[Entries with figure data]
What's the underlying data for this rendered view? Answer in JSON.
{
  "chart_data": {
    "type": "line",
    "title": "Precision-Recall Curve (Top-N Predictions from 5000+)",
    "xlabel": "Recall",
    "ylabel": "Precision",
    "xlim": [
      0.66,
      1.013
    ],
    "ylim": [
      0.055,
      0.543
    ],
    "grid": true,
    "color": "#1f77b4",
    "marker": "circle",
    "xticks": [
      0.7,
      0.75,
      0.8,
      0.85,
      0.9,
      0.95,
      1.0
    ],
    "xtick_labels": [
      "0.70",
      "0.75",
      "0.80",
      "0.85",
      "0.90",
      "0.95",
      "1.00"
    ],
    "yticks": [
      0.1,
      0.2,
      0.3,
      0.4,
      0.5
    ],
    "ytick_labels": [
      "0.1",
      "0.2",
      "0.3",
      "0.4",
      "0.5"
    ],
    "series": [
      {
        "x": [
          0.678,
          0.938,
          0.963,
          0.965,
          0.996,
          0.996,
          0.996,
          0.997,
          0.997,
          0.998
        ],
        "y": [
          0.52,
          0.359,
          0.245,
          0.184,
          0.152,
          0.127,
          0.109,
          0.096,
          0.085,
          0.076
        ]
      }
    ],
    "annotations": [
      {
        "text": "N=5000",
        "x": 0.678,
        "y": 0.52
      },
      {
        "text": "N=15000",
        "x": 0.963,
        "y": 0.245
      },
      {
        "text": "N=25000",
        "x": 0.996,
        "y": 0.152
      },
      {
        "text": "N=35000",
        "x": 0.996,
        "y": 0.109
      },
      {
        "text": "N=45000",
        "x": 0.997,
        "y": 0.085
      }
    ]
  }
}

Task prompt:
Transcribe every entry exactly.

Exercise solution:
What's the underlying data for this rendered view? Answer in JSON.
{
  "chart_data": {
    "type": "line",
    "title": "Precision-Recall Curve (Top-N Predictions from 5000+)",
    "xlabel": "Recall",
    "ylabel": "Precision",
    "xlim": [
      0.66,
      1.013
    ],
    "ylim": [
      0.055,
      0.543
    ],
    "grid": true,
    "color": "#1f77b4",
    "marker": "circle",
    "xticks": [
      0.7,
      0.75,
      0.8,
      0.85,
      0.9,
      0.95,
      1.0
    ],
    "xtick_labels": [
      "0.70",
      "0.75",
      "0.80",
      "0.85",
      "0.90",
      "0.95",
      "1.00"
    ],
    "yticks": [
      0.1,
      0.2,
      0.3,
      0.4,
      0.5
    ],
    "ytick_labels": [
      "0.1",
      "0.2",
      "0.3",
      "0.4",
      "0.5"
    ],
    "series": [
      {
        "x": [
          0.678,
          0.938,
          0.963,
          0.965,
          0.996,
          0.996,
          0.996,
          0.997,
          0.997,
          0.998
        ],
        "y": [
          0.52,
          0.359,
          0.245,
          0.184,
          0.152,
          0.127,
          0.109,
          0.096,
          0.085,
          0.076
        ]
      }
    ],
    "annotations": [
      {
        "text": "N=5000",
        "x": 0.678,
        "y": 0.52
      },
      {
        "text": "N=15000",
        "x": 0.963,
        "y": 0.245
      },
      {
        "text": "N=25000",
        "x": 0.996,
        "y": 0.152
      },
      {
        "text": "N=35000",
        "x": 0.996,
        "y": 0.109
      },
      {
        "text": "N=45000",
        "x": 0.997,
        "y": 0.085
      }
    ]
  }
}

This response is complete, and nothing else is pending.